-------- Available data --------

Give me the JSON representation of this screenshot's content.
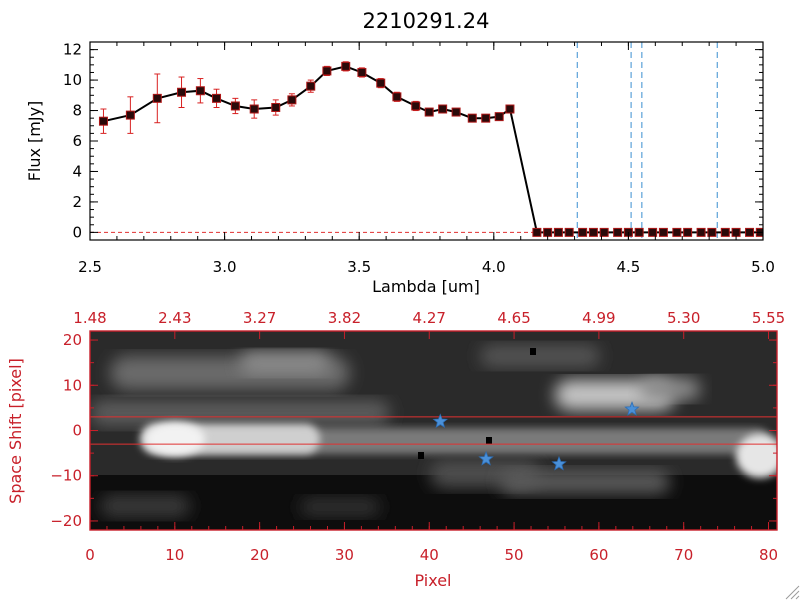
{
  "colors": {
    "axis_black": "#000000",
    "axis_red": "#c8202a",
    "errorbar": "#d82020",
    "marker": "#2a0a0a",
    "vline": "#3a8fd0",
    "star": "#4a90d8",
    "ref_line": "#e03030"
  },
  "chart_data": [
    {
      "type": "line",
      "title": "2210291.24",
      "xlabel": "Lambda [um]",
      "ylabel": "Flux [mJy]",
      "xlim": [
        2.5,
        5.0
      ],
      "ylim": [
        -0.5,
        12.5
      ],
      "xticks": [
        2.5,
        3.0,
        3.5,
        4.0,
        4.5,
        5.0
      ],
      "xtick_labels": [
        "2.5",
        "3.0",
        "3.5",
        "4.0",
        "4.5",
        "5.0"
      ],
      "yticks": [
        0,
        2,
        4,
        6,
        8,
        10,
        12
      ],
      "ytick_labels": [
        "0",
        "2",
        "4",
        "6",
        "8",
        "10",
        "12"
      ],
      "grid": false,
      "series": [
        {
          "x": [
            2.55,
            2.65,
            2.75,
            2.84,
            2.91,
            2.97,
            3.04,
            3.11,
            3.19,
            3.25,
            3.32,
            3.38,
            3.45,
            3.51,
            3.58,
            3.64,
            3.71,
            3.76,
            3.81,
            3.86,
            3.92,
            3.97,
            4.02,
            4.06,
            4.16,
            4.2,
            4.24,
            4.28,
            4.33,
            4.37,
            4.41,
            4.46,
            4.5,
            4.54,
            4.59,
            4.63,
            4.68,
            4.72,
            4.77,
            4.81,
            4.86,
            4.9,
            4.95,
            4.99
          ],
          "y": [
            7.3,
            7.7,
            8.8,
            9.2,
            9.3,
            8.8,
            8.3,
            8.1,
            8.2,
            8.7,
            9.6,
            10.6,
            10.9,
            10.5,
            9.8,
            8.9,
            8.3,
            7.9,
            8.1,
            7.9,
            7.5,
            7.5,
            7.6,
            8.1,
            0,
            0,
            0,
            0,
            0,
            0,
            0,
            0,
            0,
            0,
            0,
            0,
            0,
            0,
            0,
            0,
            0,
            0,
            0,
            0
          ],
          "yerr": [
            0.8,
            1.2,
            1.6,
            1.0,
            0.8,
            0.6,
            0.5,
            0.6,
            0.5,
            0.4,
            0.4,
            0.3,
            0.3,
            0.3,
            0.3,
            0.3,
            0.3,
            0.2,
            0.2,
            0.2,
            0.2,
            0.2,
            0.2,
            0.2,
            0,
            0,
            0,
            0,
            0,
            0,
            0,
            0,
            0,
            0,
            0,
            0,
            0,
            0,
            0,
            0,
            0,
            0,
            0,
            0
          ]
        }
      ],
      "vlines": [
        4.31,
        4.51,
        4.55,
        4.83
      ],
      "hline": 0
    },
    {
      "type": "heatmap",
      "xlabel": "Pixel",
      "ylabel": "Space Shift [pixel]",
      "xlim": [
        0,
        81
      ],
      "ylim": [
        -22,
        22
      ],
      "xticks": [
        0,
        10,
        20,
        30,
        40,
        50,
        60,
        70,
        80
      ],
      "xtick_labels": [
        "0",
        "10",
        "20",
        "30",
        "40",
        "50",
        "60",
        "70",
        "80"
      ],
      "yticks": [
        -20,
        -10,
        0,
        10,
        20
      ],
      "ytick_labels": [
        "−20",
        "−10",
        "0",
        "10",
        "20"
      ],
      "top_ticks": [
        0,
        10,
        20,
        30,
        40,
        50,
        60,
        70,
        80
      ],
      "top_tick_labels": [
        "1.48",
        "2.43",
        "3.27",
        "3.82",
        "4.27",
        "4.65",
        "4.99",
        "5.30",
        "5.55"
      ],
      "ref_lines_y": [
        3,
        -3
      ],
      "stars": [
        {
          "x": 41.3,
          "y": 2.0
        },
        {
          "x": 46.7,
          "y": -6.3
        },
        {
          "x": 55.3,
          "y": -7.4
        },
        {
          "x": 63.9,
          "y": 4.7
        }
      ]
    }
  ]
}
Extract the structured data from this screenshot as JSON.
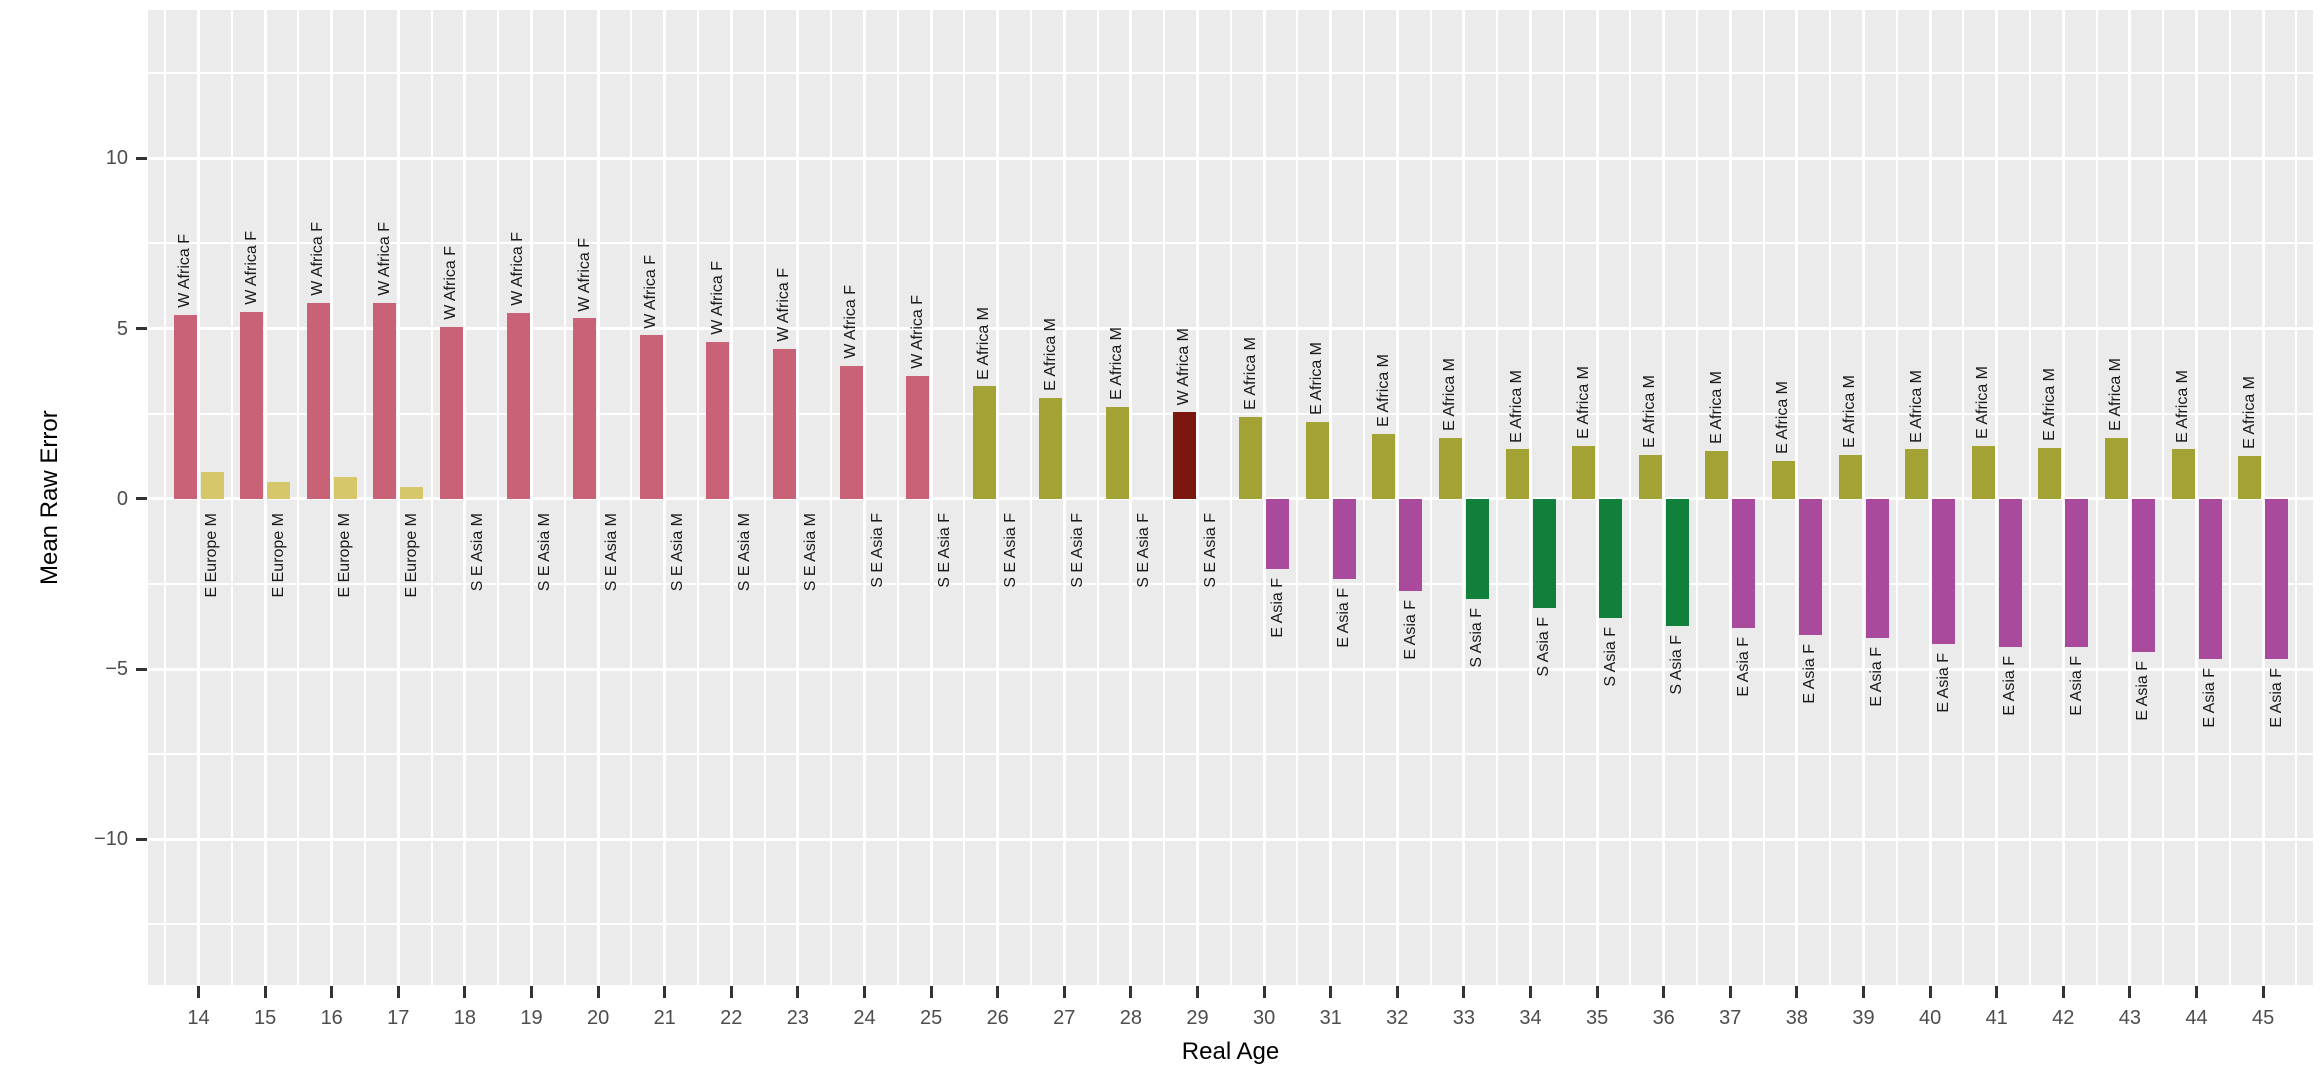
{
  "chart_data": {
    "type": "bar",
    "title": "",
    "xlabel": "Real Age",
    "ylabel": "Mean Raw Error",
    "legend": false,
    "grid": true,
    "panel_bg": "#ebebeb",
    "grid_color": "#ffffff",
    "xlim": [
      13.25,
      45.76
    ],
    "ylim": [
      -14.3,
      14.36
    ],
    "x_ticks": [
      14,
      15,
      16,
      17,
      18,
      19,
      20,
      21,
      22,
      23,
      24,
      25,
      26,
      27,
      28,
      29,
      30,
      31,
      32,
      33,
      34,
      35,
      36,
      37,
      38,
      39,
      40,
      41,
      42,
      43,
      44,
      45
    ],
    "y_ticks": [
      {
        "v": 10,
        "label": "10"
      },
      {
        "v": 5,
        "label": "5"
      },
      {
        "v": 0,
        "label": "0"
      },
      {
        "v": -5,
        "label": "−5"
      },
      {
        "v": -10,
        "label": "−10"
      }
    ],
    "y_minor": [
      12.5,
      7.5,
      2.5,
      -2.5,
      -7.5,
      -12.5
    ],
    "group_colors": {
      "W Africa F": "#c96277",
      "E Europe M": "#d6c76b",
      "E Africa M": "#a2a334",
      "W Africa M": "#7b170e",
      "E Asia F": "#aa4a9d",
      "S Asia F": "#11803a"
    },
    "bars": [
      {
        "age": 14,
        "positive": {
          "label": "W Africa F",
          "value": 5.4
        },
        "negative": {
          "label": "E Europe M",
          "value": 0.8
        }
      },
      {
        "age": 15,
        "positive": {
          "label": "W Africa F",
          "value": 5.5
        },
        "negative": {
          "label": "E Europe M",
          "value": 0.5
        }
      },
      {
        "age": 16,
        "positive": {
          "label": "W Africa F",
          "value": 5.75
        },
        "negative": {
          "label": "E Europe M",
          "value": 0.65
        }
      },
      {
        "age": 17,
        "positive": {
          "label": "W Africa F",
          "value": 5.75
        },
        "negative": {
          "label": "E Europe M",
          "value": 0.35
        }
      },
      {
        "age": 18,
        "positive": {
          "label": "W Africa F",
          "value": 5.05
        },
        "negative": {
          "label": "S E Asia M",
          "value": 0
        }
      },
      {
        "age": 19,
        "positive": {
          "label": "W Africa F",
          "value": 5.45
        },
        "negative": {
          "label": "S E Asia M",
          "value": 0
        }
      },
      {
        "age": 20,
        "positive": {
          "label": "W Africa F",
          "value": 5.3
        },
        "negative": {
          "label": "S E Asia M",
          "value": 0
        }
      },
      {
        "age": 21,
        "positive": {
          "label": "W Africa F",
          "value": 4.8
        },
        "negative": {
          "label": "S E Asia M",
          "value": 0
        }
      },
      {
        "age": 22,
        "positive": {
          "label": "W Africa F",
          "value": 4.6
        },
        "negative": {
          "label": "S E Asia M",
          "value": 0
        }
      },
      {
        "age": 23,
        "positive": {
          "label": "W Africa F",
          "value": 4.4
        },
        "negative": {
          "label": "S E Asia M",
          "value": 0
        }
      },
      {
        "age": 24,
        "positive": {
          "label": "W Africa F",
          "value": 3.9
        },
        "negative": {
          "label": "S E Asia F",
          "value": 0
        }
      },
      {
        "age": 25,
        "positive": {
          "label": "W Africa F",
          "value": 3.6
        },
        "negative": {
          "label": "S E Asia F",
          "value": 0
        }
      },
      {
        "age": 26,
        "positive": {
          "label": "E Africa M",
          "value": 3.3
        },
        "negative": {
          "label": "S E Asia F",
          "value": 0
        }
      },
      {
        "age": 27,
        "positive": {
          "label": "E Africa M",
          "value": 2.95
        },
        "negative": {
          "label": "S E Asia F",
          "value": 0
        }
      },
      {
        "age": 28,
        "positive": {
          "label": "E Africa M",
          "value": 2.7
        },
        "negative": {
          "label": "S E Asia F",
          "value": 0
        }
      },
      {
        "age": 29,
        "positive": {
          "label": "W Africa M",
          "value": 2.55
        },
        "negative": {
          "label": "S E Asia F",
          "value": 0
        }
      },
      {
        "age": 30,
        "positive": {
          "label": "E Africa M",
          "value": 2.4
        },
        "negative": {
          "label": "E Asia F",
          "value": -2.05
        }
      },
      {
        "age": 31,
        "positive": {
          "label": "E Africa M",
          "value": 2.25
        },
        "negative": {
          "label": "E Asia F",
          "value": -2.35
        }
      },
      {
        "age": 32,
        "positive": {
          "label": "E Africa M",
          "value": 1.9
        },
        "negative": {
          "label": "E Asia F",
          "value": -2.7
        }
      },
      {
        "age": 33,
        "positive": {
          "label": "E Africa M",
          "value": 1.8
        },
        "negative": {
          "label": "S Asia F",
          "value": -2.95
        }
      },
      {
        "age": 34,
        "positive": {
          "label": "E Africa M",
          "value": 1.45
        },
        "negative": {
          "label": "S Asia F",
          "value": -3.2
        }
      },
      {
        "age": 35,
        "positive": {
          "label": "E Africa M",
          "value": 1.55
        },
        "negative": {
          "label": "S Asia F",
          "value": -3.5
        }
      },
      {
        "age": 36,
        "positive": {
          "label": "E Africa M",
          "value": 1.3
        },
        "negative": {
          "label": "S Asia F",
          "value": -3.75
        }
      },
      {
        "age": 37,
        "positive": {
          "label": "E Africa M",
          "value": 1.4
        },
        "negative": {
          "label": "E Asia F",
          "value": -3.8
        }
      },
      {
        "age": 38,
        "positive": {
          "label": "E Africa M",
          "value": 1.1
        },
        "negative": {
          "label": "E Asia F",
          "value": -4.0
        }
      },
      {
        "age": 39,
        "positive": {
          "label": "E Africa M",
          "value": 1.3
        },
        "negative": {
          "label": "E Asia F",
          "value": -4.1
        }
      },
      {
        "age": 40,
        "positive": {
          "label": "E Africa M",
          "value": 1.45
        },
        "negative": {
          "label": "E Asia F",
          "value": -4.25
        }
      },
      {
        "age": 41,
        "positive": {
          "label": "E Africa M",
          "value": 1.55
        },
        "negative": {
          "label": "E Asia F",
          "value": -4.35
        }
      },
      {
        "age": 42,
        "positive": {
          "label": "E Africa M",
          "value": 1.5
        },
        "negative": {
          "label": "E Asia F",
          "value": -4.35
        }
      },
      {
        "age": 43,
        "positive": {
          "label": "E Africa M",
          "value": 1.8
        },
        "negative": {
          "label": "E Asia F",
          "value": -4.5
        }
      },
      {
        "age": 44,
        "positive": {
          "label": "E Africa M",
          "value": 1.45
        },
        "negative": {
          "label": "E Asia F",
          "value": -4.7
        }
      },
      {
        "age": 45,
        "positive": {
          "label": "E Africa M",
          "value": 1.25
        },
        "negative": {
          "label": "E Asia F",
          "value": -4.7
        }
      }
    ]
  }
}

--------

» **Exercise instructions**:
Search the listing for the word "screenshot" and return each line that holds it.

» **Exercise response**:
Give me the JSON representation of this screenshot's content.
Extract the structured data from this screenshot as JSON.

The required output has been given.